▶ _WRITTEN PROBLEM_
Pull every line holding the string "Australian" from the records below.

##### ENTRIES PROVIDED #####

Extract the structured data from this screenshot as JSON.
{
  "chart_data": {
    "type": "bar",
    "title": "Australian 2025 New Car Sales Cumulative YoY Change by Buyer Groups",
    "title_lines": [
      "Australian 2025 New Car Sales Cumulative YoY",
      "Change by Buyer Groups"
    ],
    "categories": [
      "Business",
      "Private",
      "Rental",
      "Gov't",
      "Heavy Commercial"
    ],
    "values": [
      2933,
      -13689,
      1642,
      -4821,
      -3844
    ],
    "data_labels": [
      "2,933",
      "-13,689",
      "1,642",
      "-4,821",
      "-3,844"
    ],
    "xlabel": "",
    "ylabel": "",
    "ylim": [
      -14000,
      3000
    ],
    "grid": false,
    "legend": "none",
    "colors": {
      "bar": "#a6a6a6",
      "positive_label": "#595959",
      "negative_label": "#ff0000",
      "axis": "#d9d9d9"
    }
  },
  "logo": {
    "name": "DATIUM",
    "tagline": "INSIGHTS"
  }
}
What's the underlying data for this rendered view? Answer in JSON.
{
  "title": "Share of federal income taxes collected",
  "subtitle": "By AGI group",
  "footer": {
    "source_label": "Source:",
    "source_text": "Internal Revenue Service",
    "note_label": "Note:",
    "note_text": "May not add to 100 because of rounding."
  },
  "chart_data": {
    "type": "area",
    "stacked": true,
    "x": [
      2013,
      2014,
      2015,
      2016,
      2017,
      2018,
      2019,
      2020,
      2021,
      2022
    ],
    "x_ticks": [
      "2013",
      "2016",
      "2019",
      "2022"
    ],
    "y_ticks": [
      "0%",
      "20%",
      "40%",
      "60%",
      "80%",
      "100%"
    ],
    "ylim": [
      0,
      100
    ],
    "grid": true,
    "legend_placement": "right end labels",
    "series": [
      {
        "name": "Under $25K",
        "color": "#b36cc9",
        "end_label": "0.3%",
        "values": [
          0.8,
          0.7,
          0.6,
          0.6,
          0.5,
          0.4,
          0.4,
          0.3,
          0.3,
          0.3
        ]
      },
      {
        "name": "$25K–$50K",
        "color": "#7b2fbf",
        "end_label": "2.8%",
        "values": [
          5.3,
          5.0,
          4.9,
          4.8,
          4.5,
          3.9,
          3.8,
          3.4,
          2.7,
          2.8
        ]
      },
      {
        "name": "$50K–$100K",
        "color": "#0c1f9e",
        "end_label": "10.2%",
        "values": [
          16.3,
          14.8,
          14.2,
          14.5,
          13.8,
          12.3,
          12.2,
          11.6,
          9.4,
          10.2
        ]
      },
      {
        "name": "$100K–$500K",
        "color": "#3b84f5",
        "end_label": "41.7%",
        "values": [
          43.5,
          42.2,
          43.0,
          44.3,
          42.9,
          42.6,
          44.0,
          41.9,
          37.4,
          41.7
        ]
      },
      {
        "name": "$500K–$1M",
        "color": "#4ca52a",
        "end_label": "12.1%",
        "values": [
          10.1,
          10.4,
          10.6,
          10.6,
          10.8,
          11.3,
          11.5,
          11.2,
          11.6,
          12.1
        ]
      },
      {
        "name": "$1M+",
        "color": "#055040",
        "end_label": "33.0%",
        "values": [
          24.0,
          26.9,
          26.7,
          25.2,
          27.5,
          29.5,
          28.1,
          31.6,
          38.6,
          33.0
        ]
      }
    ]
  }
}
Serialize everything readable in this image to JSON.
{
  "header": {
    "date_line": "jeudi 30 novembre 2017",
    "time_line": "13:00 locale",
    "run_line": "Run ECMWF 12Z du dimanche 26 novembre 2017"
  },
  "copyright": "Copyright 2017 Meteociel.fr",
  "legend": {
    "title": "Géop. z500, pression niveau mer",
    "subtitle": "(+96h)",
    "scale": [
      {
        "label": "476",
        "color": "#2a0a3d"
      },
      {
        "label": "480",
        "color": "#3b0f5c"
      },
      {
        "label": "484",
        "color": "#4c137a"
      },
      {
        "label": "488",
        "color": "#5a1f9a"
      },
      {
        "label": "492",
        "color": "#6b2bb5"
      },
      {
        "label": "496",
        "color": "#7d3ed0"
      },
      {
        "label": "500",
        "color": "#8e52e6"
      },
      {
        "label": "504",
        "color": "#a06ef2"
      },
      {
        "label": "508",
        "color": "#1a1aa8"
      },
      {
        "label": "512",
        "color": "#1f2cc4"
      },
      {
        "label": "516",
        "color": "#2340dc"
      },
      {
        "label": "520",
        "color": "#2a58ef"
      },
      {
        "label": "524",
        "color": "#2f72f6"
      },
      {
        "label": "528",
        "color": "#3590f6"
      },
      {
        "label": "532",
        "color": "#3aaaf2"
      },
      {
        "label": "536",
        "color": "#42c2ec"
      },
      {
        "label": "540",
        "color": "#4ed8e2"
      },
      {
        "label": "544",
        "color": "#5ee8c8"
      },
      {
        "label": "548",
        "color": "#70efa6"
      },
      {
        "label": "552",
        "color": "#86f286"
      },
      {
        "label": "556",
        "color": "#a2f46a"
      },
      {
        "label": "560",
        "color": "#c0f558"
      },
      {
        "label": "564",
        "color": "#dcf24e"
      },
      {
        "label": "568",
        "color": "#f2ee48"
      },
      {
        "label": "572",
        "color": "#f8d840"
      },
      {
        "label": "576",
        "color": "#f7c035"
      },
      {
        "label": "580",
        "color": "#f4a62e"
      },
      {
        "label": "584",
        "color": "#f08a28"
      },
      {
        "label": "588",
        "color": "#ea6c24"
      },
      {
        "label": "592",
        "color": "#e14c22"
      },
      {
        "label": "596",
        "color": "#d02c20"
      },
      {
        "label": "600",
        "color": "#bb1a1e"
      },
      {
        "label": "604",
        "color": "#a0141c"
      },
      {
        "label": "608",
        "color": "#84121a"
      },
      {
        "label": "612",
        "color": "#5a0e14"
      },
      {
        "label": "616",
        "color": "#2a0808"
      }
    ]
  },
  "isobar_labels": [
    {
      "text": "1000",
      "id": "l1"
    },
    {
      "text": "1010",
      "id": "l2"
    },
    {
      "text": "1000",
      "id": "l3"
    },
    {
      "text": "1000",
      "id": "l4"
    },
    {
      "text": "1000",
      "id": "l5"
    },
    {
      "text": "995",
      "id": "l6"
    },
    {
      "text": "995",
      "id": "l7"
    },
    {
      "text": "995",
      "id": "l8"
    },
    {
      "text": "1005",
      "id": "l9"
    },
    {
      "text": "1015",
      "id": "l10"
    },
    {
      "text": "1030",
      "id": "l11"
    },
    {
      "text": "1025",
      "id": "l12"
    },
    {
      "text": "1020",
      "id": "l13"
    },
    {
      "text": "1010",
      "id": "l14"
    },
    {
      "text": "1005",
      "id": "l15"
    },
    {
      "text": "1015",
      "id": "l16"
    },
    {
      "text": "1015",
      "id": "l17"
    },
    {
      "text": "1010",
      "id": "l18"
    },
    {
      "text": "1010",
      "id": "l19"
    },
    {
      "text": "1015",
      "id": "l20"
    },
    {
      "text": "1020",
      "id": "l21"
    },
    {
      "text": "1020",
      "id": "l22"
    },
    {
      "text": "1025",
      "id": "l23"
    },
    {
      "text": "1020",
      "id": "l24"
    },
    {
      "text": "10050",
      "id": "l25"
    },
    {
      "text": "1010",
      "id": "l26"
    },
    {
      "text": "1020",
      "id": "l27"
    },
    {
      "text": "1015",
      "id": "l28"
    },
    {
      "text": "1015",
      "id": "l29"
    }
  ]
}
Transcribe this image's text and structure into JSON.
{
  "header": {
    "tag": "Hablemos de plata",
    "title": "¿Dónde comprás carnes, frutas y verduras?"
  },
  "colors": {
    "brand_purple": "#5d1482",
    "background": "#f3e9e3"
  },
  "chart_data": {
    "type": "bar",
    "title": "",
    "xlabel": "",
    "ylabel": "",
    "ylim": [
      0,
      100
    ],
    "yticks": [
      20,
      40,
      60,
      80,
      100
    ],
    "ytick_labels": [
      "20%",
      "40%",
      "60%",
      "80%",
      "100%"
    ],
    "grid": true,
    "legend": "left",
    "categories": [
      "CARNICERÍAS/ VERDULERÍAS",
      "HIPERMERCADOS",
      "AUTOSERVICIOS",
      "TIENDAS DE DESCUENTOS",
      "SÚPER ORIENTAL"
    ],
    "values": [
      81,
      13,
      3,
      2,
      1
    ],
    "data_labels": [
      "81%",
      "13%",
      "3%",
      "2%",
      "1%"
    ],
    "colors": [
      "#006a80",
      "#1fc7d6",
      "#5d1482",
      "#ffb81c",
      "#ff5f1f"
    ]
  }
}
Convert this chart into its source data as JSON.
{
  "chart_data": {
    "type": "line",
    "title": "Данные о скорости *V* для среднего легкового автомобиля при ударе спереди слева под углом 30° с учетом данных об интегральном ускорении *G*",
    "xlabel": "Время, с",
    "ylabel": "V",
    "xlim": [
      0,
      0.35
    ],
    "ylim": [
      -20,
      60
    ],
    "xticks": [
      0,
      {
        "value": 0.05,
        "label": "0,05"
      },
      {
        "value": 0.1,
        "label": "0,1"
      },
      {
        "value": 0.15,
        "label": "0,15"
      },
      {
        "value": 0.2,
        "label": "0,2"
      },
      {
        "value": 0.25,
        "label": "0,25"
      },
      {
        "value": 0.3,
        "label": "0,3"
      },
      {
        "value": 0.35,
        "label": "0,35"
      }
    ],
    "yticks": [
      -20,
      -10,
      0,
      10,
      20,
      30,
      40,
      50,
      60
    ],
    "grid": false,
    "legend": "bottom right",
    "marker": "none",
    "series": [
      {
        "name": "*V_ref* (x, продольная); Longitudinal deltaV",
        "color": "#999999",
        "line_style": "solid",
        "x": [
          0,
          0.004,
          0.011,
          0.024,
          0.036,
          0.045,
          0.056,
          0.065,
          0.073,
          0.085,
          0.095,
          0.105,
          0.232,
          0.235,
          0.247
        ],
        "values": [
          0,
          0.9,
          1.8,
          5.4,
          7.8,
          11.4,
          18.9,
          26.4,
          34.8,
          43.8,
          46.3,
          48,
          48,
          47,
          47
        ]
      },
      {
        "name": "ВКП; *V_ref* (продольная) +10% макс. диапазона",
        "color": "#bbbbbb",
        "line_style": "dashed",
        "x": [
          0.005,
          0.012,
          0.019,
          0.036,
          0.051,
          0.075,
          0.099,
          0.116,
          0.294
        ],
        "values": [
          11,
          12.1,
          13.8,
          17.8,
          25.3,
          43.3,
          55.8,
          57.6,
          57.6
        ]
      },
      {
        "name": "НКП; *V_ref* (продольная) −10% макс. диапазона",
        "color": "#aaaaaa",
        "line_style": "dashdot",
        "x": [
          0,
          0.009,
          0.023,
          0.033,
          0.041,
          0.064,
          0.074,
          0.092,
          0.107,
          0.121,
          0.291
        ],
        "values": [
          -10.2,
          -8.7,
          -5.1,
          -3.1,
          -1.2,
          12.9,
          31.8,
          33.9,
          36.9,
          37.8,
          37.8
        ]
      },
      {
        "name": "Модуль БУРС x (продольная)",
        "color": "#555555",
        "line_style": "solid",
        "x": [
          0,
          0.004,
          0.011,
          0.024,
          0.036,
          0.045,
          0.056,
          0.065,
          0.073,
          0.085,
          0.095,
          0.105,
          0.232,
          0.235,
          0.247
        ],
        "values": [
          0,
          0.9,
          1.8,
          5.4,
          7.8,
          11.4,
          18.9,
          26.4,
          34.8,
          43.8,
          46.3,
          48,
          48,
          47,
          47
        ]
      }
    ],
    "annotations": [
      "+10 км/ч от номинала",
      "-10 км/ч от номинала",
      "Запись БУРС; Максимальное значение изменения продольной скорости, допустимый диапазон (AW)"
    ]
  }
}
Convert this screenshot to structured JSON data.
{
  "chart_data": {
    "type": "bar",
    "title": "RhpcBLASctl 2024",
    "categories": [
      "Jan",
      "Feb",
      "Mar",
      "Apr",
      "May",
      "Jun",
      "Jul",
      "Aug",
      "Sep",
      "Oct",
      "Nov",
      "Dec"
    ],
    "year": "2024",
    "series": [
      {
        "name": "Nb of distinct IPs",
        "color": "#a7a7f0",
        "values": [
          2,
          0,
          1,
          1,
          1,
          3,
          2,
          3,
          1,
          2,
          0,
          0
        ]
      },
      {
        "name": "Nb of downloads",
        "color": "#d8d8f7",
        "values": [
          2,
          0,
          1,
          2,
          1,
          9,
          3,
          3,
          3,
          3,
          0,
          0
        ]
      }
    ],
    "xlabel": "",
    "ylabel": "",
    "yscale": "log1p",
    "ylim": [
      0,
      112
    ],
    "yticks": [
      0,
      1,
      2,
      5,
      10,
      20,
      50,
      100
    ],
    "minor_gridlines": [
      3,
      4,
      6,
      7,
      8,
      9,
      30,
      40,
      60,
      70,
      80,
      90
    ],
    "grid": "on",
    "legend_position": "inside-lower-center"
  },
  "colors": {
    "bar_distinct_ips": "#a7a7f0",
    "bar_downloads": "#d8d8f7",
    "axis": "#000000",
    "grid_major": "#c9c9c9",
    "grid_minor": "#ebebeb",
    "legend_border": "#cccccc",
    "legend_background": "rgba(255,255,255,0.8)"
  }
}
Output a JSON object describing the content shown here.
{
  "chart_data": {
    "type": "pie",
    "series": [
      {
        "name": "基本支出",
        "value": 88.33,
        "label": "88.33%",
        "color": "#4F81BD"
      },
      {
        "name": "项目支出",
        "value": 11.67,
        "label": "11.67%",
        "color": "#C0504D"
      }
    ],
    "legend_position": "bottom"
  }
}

#####

▶ _ANSWER BELOW_
    "title": "Australian 2025 New Car Sales Cumulative YoY Change by Buyer Groups",
      "Australian 2025 New Car Sales Cumulative YoY",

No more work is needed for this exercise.